Records excerpted from a collection
********

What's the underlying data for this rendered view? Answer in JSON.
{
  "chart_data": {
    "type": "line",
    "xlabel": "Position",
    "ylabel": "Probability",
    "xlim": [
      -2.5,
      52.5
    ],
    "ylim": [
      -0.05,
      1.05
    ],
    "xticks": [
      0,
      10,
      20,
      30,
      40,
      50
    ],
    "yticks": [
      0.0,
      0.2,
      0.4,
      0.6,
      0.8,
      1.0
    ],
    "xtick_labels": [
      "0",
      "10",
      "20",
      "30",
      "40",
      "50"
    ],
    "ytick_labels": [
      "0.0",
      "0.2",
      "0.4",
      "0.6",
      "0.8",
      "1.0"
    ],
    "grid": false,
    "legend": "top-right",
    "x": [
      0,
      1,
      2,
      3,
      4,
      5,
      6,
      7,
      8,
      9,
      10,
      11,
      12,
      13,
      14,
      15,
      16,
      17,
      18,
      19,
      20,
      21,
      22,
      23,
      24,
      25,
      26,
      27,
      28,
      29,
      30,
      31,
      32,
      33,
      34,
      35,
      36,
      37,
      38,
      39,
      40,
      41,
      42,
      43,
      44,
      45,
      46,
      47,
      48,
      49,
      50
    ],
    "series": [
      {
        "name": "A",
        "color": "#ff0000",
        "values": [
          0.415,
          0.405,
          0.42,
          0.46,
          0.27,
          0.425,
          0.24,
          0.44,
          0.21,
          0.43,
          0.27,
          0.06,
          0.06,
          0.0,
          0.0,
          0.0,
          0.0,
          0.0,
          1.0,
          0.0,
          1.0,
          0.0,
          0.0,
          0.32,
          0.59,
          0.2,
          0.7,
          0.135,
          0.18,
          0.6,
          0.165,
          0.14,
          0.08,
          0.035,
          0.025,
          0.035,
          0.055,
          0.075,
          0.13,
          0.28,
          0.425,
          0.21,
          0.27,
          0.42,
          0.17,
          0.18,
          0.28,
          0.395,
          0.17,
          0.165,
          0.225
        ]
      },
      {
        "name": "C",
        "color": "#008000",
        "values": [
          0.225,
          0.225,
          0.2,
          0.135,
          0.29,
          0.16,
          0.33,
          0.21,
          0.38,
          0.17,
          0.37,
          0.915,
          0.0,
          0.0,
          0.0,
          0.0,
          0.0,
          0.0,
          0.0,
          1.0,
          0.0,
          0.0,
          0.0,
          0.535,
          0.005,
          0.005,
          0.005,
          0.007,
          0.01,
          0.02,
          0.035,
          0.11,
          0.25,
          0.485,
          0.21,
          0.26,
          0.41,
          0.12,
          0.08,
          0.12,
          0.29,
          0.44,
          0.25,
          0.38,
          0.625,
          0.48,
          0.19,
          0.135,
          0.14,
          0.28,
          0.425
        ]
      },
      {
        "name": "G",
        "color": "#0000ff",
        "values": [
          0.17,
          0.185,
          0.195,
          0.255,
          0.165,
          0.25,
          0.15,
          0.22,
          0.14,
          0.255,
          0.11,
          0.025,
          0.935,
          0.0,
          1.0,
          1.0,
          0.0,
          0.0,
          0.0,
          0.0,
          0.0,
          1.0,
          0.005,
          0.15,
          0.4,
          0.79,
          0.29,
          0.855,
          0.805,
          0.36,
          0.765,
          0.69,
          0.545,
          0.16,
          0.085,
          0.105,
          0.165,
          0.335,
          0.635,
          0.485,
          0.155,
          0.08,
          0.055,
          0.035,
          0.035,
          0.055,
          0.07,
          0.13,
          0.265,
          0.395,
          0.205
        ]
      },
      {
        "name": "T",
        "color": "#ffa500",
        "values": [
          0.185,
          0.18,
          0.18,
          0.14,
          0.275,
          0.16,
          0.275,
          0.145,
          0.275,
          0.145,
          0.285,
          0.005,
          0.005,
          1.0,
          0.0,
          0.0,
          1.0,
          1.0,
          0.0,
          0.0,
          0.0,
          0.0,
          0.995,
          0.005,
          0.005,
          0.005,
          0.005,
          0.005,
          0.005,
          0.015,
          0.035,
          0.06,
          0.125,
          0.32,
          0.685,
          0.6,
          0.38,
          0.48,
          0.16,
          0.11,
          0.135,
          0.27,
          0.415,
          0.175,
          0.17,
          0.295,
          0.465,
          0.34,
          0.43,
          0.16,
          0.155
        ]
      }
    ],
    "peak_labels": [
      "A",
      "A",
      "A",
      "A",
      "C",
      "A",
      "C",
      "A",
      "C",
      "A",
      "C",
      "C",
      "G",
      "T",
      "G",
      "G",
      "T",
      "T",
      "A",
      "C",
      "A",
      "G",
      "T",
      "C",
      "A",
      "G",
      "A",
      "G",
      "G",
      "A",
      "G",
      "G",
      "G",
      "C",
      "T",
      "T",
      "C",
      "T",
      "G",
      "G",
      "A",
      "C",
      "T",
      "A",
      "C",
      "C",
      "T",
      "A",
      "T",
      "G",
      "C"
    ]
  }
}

********

→ WHAT IS ASKED:
Read the entries and show each line that mentions "color".

→ TASK SOLUTION:
        "color": "#ff0000",
        "color": "#008000",
        "color": "#0000ff",
        "color": "#ffa500",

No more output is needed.